◆ EXERCISE DATA:
##########
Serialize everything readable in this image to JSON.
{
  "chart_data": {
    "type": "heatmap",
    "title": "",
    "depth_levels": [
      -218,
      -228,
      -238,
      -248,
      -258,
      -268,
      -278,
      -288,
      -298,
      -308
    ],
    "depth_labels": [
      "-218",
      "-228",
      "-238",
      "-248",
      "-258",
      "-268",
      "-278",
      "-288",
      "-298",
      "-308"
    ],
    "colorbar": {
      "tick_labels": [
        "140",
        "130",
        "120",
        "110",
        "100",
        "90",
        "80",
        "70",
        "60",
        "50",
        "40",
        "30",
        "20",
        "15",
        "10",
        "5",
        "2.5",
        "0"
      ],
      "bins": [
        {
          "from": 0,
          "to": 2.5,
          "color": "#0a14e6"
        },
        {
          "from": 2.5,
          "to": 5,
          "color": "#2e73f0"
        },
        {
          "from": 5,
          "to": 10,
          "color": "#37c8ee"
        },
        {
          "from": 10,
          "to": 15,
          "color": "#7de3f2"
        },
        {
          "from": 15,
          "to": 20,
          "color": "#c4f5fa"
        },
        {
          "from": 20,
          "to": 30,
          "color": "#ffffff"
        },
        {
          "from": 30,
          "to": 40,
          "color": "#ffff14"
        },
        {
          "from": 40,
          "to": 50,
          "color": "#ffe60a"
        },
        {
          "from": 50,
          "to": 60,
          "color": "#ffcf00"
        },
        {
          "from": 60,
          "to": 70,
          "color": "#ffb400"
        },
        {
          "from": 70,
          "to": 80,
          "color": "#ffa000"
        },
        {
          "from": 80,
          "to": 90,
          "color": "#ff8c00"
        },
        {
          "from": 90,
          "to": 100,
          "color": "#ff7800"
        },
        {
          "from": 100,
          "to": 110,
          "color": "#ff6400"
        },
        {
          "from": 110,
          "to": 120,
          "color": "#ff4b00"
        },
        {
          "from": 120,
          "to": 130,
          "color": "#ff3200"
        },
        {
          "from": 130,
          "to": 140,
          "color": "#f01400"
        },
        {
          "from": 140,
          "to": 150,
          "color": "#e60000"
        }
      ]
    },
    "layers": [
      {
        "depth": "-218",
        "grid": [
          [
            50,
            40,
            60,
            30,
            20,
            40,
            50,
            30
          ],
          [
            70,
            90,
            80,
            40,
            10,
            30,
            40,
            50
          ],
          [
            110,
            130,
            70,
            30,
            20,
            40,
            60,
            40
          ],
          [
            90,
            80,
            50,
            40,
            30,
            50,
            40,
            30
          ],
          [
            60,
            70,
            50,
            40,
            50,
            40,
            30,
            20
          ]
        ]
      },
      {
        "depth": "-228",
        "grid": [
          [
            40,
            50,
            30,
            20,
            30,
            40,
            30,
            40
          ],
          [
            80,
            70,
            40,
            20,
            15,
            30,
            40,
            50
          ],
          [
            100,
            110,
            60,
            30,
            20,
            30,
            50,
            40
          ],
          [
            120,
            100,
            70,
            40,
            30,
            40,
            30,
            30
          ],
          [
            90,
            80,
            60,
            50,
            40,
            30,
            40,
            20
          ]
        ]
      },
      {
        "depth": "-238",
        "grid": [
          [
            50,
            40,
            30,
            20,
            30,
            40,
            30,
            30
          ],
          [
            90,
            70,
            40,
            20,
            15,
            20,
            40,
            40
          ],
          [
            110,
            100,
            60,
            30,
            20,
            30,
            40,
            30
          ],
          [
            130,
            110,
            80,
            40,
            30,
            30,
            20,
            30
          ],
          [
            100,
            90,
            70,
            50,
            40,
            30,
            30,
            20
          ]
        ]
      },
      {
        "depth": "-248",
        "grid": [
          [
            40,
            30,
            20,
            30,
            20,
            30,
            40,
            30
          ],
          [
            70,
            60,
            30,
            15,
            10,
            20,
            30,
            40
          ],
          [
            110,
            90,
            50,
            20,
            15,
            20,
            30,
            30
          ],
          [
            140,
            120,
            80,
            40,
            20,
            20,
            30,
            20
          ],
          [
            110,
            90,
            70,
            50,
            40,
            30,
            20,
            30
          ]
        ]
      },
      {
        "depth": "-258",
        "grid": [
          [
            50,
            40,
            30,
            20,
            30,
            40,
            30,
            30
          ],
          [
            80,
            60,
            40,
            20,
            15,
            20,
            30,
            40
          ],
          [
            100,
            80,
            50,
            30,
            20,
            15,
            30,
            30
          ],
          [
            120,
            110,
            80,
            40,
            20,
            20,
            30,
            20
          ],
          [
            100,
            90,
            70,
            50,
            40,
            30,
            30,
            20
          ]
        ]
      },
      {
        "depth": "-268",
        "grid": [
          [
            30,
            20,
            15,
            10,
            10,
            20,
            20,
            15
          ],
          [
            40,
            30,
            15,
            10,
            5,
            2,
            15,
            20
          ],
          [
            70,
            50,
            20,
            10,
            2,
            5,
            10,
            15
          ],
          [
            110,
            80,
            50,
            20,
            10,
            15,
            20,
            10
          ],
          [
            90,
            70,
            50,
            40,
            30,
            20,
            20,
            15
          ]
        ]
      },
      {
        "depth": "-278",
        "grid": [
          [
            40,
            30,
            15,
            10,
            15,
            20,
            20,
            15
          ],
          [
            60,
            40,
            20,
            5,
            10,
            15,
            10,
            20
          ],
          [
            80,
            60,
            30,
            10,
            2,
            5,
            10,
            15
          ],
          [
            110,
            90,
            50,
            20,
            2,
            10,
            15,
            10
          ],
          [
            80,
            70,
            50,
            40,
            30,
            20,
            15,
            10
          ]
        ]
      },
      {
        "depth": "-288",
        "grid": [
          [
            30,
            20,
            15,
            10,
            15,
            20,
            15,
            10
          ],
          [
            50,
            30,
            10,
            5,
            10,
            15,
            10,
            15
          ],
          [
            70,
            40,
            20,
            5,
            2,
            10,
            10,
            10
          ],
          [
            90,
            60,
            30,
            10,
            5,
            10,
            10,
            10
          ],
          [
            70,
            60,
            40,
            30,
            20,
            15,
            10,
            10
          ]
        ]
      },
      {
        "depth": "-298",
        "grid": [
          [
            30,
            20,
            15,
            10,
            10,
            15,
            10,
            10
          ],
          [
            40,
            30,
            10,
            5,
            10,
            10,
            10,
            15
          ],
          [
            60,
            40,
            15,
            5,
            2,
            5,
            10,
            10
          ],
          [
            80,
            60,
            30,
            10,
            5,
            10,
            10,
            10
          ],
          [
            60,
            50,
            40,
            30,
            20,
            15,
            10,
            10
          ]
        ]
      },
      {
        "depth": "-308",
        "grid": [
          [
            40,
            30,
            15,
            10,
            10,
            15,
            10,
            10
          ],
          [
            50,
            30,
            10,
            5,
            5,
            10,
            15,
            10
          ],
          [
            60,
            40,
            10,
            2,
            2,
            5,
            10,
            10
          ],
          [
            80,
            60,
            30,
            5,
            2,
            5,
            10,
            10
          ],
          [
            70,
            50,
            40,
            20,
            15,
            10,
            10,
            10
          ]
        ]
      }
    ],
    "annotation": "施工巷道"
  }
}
##########
◆ TO BE DONE: Would you reproduce the material above in full, exactly as given?

◆ EXERCISE RESULT:
Serialize everything readable in this image to JSON.
{
  "chart_data": {
    "type": "heatmap",
    "title": "",
    "depth_levels": [
      -218,
      -228,
      -238,
      -248,
      -258,
      -268,
      -278,
      -288,
      -298,
      -308
    ],
    "depth_labels": [
      "-218",
      "-228",
      "-238",
      "-248",
      "-258",
      "-268",
      "-278",
      "-288",
      "-298",
      "-308"
    ],
    "colorbar": {
      "tick_labels": [
        "140",
        "130",
        "120",
        "110",
        "100",
        "90",
        "80",
        "70",
        "60",
        "50",
        "40",
        "30",
        "20",
        "15",
        "10",
        "5",
        "2.5",
        "0"
      ],
      "bins": [
        {
          "from": 0,
          "to": 2.5,
          "color": "#0a14e6"
        },
        {
          "from": 2.5,
          "to": 5,
          "color": "#2e73f0"
        },
        {
          "from": 5,
          "to": 10,
          "color": "#37c8ee"
        },
        {
          "from": 10,
          "to": 15,
          "color": "#7de3f2"
        },
        {
          "from": 15,
          "to": 20,
          "color": "#c4f5fa"
        },
        {
          "from": 20,
          "to": 30,
          "color": "#ffffff"
        },
        {
          "from": 30,
          "to": 40,
          "color": "#ffff14"
        },
        {
          "from": 40,
          "to": 50,
          "color": "#ffe60a"
        },
        {
          "from": 50,
          "to": 60,
          "color": "#ffcf00"
        },
        {
          "from": 60,
          "to": 70,
          "color": "#ffb400"
        },
        {
          "from": 70,
          "to": 80,
          "color": "#ffa000"
        },
        {
          "from": 80,
          "to": 90,
          "color": "#ff8c00"
        },
        {
          "from": 90,
          "to": 100,
          "color": "#ff7800"
        },
        {
          "from": 100,
          "to": 110,
          "color": "#ff6400"
        },
        {
          "from": 110,
          "to": 120,
          "color": "#ff4b00"
        },
        {
          "from": 120,
          "to": 130,
          "color": "#ff3200"
        },
        {
          "from": 130,
          "to": 140,
          "color": "#f01400"
        },
        {
          "from": 140,
          "to": 150,
          "color": "#e60000"
        }
      ]
    },
    "layers": [
      {
        "depth": "-218",
        "grid": [
          [
            50,
            40,
            60,
            30,
            20,
            40,
            50,
            30
          ],
          [
            70,
            90,
            80,
            40,
            10,
            30,
            40,
            50
          ],
          [
            110,
            130,
            70,
            30,
            20,
            40,
            60,
            40
          ],
          [
            90,
            80,
            50,
            40,
            30,
            50,
            40,
            30
          ],
          [
            60,
            70,
            50,
            40,
            50,
            40,
            30,
            20
          ]
        ]
      },
      {
        "depth": "-228",
        "grid": [
          [
            40,
            50,
            30,
            20,
            30,
            40,
            30,
            40
          ],
          [
            80,
            70,
            40,
            20,
            15,
            30,
            40,
            50
          ],
          [
            100,
            110,
            60,
            30,
            20,
            30,
            50,
            40
          ],
          [
            120,
            100,
            70,
            40,
            30,
            40,
            30,
            30
          ],
          [
            90,
            80,
            60,
            50,
            40,
            30,
            40,
            20
          ]
        ]
      },
      {
        "depth": "-238",
        "grid": [
          [
            50,
            40,
            30,
            20,
            30,
            40,
            30,
            30
          ],
          [
            90,
            70,
            40,
            20,
            15,
            20,
            40,
            40
          ],
          [
            110,
            100,
            60,
            30,
            20,
            30,
            40,
            30
          ],
          [
            130,
            110,
            80,
            40,
            30,
            30,
            20,
            30
          ],
          [
            100,
            90,
            70,
            50,
            40,
            30,
            30,
            20
          ]
        ]
      },
      {
        "depth": "-248",
        "grid": [
          [
            40,
            30,
            20,
            30,
            20,
            30,
            40,
            30
          ],
          [
            70,
            60,
            30,
            15,
            10,
            20,
            30,
            40
          ],
          [
            110,
            90,
            50,
            20,
            15,
            20,
            30,
            30
          ],
          [
            140,
            120,
            80,
            40,
            20,
            20,
            30,
            20
          ],
          [
            110,
            90,
            70,
            50,
            40,
            30,
            20,
            30
          ]
        ]
      },
      {
        "depth": "-258",
        "grid": [
          [
            50,
            40,
            30,
            20,
            30,
            40,
            30,
            30
          ],
          [
            80,
            60,
            40,
            20,
            15,
            20,
            30,
            40
          ],
          [
            100,
            80,
            50,
            30,
            20,
            15,
            30,
            30
          ],
          [
            120,
            110,
            80,
            40,
            20,
            20,
            30,
            20
          ],
          [
            100,
            90,
            70,
            50,
            40,
            30,
            30,
            20
          ]
        ]
      },
      {
        "depth": "-268",
        "grid": [
          [
            30,
            20,
            15,
            10,
            10,
            20,
            20,
            15
          ],
          [
            40,
            30,
            15,
            10,
            5,
            2,
            15,
            20
          ],
          [
            70,
            50,
            20,
            10,
            2,
            5,
            10,
            15
          ],
          [
            110,
            80,
            50,
            20,
            10,
            15,
            20,
            10
          ],
          [
            90,
            70,
            50,
            40,
            30,
            20,
            20,
            15
          ]
        ]
      },
      {
        "depth": "-278",
        "grid": [
          [
            40,
            30,
            15,
            10,
            15,
            20,
            20,
            15
          ],
          [
            60,
            40,
            20,
            5,
            10,
            15,
            10,
            20
          ],
          [
            80,
            60,
            30,
            10,
            2,
            5,
            10,
            15
          ],
          [
            110,
            90,
            50,
            20,
            2,
            10,
            15,
            10
          ],
          [
            80,
            70,
            50,
            40,
            30,
            20,
            15,
            10
          ]
        ]
      },
      {
        "depth": "-288",
        "grid": [
          [
            30,
            20,
            15,
            10,
            15,
            20,
            15,
            10
          ],
          [
            50,
            30,
            10,
            5,
            10,
            15,
            10,
            15
          ],
          [
            70,
            40,
            20,
            5,
            2,
            10,
            10,
            10
          ],
          [
            90,
            60,
            30,
            10,
            5,
            10,
            10,
            10
          ],
          [
            70,
            60,
            40,
            30,
            20,
            15,
            10,
            10
          ]
        ]
      },
      {
        "depth": "-298",
        "grid": [
          [
            30,
            20,
            15,
            10,
            10,
            15,
            10,
            10
          ],
          [
            40,
            30,
            10,
            5,
            10,
            10,
            10,
            15
          ],
          [
            60,
            40,
            15,
            5,
            2,
            5,
            10,
            10
          ],
          [
            80,
            60,
            30,
            10,
            5,
            10,
            10,
            10
          ],
          [
            60,
            50,
            40,
            30,
            20,
            15,
            10,
            10
          ]
        ]
      },
      {
        "depth": "-308",
        "grid": [
          [
            40,
            30,
            15,
            10,
            10,
            15,
            10,
            10
          ],
          [
            50,
            30,
            10,
            5,
            5,
            10,
            15,
            10
          ],
          [
            60,
            40,
            10,
            2,
            2,
            5,
            10,
            10
          ],
          [
            80,
            60,
            30,
            5,
            2,
            5,
            10,
            10
          ],
          [
            70,
            50,
            40,
            20,
            15,
            10,
            10,
            10
          ]
        ]
      }
    ],
    "annotation": "施工巷道"
  }
}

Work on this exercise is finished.